[What to do] Your answer must be the full set of records, copied exactly, with no pictures in it.

[Data supplied]
◆ ◆ ◆ ◆ ◆
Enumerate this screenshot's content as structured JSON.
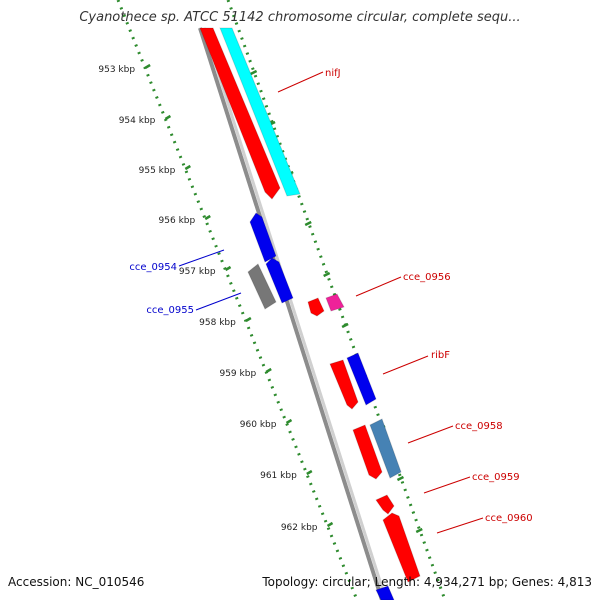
{
  "viewer": {
    "title": "Cyanothece sp. ATCC 51142 chromosome circular, complete sequ...",
    "accession_label": "Accession:",
    "accession": "NC_010546",
    "topology_label": "Topology:",
    "topology": "circular",
    "length_label": "Length:",
    "length": "4,934,271 bp",
    "genes_label": "Genes:",
    "genes": "4,813"
  },
  "ruler": {
    "tick_labels": [
      "953 kbp",
      "954 kbp",
      "955 kbp",
      "956 kbp",
      "957 kbp",
      "958 kbp",
      "959 kbp",
      "960 kbp",
      "961 kbp",
      "962 kbp"
    ]
  },
  "genes": {
    "forward_labels": [
      "nifJ",
      "cce_0956",
      "ribF",
      "cce_0958",
      "cce_0959",
      "cce_0960"
    ],
    "reverse_labels": [
      "cce_0954",
      "cce_0955"
    ]
  },
  "colors": {
    "backbone": "#8c8c8c",
    "ruler": "#2e8b2e",
    "forward_label": "#cc0000",
    "reverse_label": "#0000cc",
    "gene_red": "#ff0000",
    "gene_cyan": "#00ffff",
    "gene_blue": "#0000ee",
    "gene_gray": "#777777",
    "gene_magenta": "#ee2299",
    "gene_steelblue": "#4682b4"
  }
}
◆ ◆ ◆ ◆ ◆
[Completed exercise]
Enumerate this screenshot's content as structured JSON.
{
  "viewer": {
    "title": "Cyanothece sp. ATCC 51142 chromosome circular, complete sequ...",
    "accession_label": "Accession:",
    "accession": "NC_010546",
    "topology_label": "Topology:",
    "topology": "circular",
    "length_label": "Length:",
    "length": "4,934,271 bp",
    "genes_label": "Genes:",
    "genes": "4,813"
  },
  "ruler": {
    "tick_labels": [
      "953 kbp",
      "954 kbp",
      "955 kbp",
      "956 kbp",
      "957 kbp",
      "958 kbp",
      "959 kbp",
      "960 kbp",
      "961 kbp",
      "962 kbp"
    ]
  },
  "genes": {
    "forward_labels": [
      "nifJ",
      "cce_0956",
      "ribF",
      "cce_0958",
      "cce_0959",
      "cce_0960"
    ],
    "reverse_labels": [
      "cce_0954",
      "cce_0955"
    ]
  },
  "colors": {
    "backbone": "#8c8c8c",
    "ruler": "#2e8b2e",
    "forward_label": "#cc0000",
    "reverse_label": "#0000cc",
    "gene_red": "#ff0000",
    "gene_cyan": "#00ffff",
    "gene_blue": "#0000ee",
    "gene_gray": "#777777",
    "gene_magenta": "#ee2299",
    "gene_steelblue": "#4682b4"
  }
}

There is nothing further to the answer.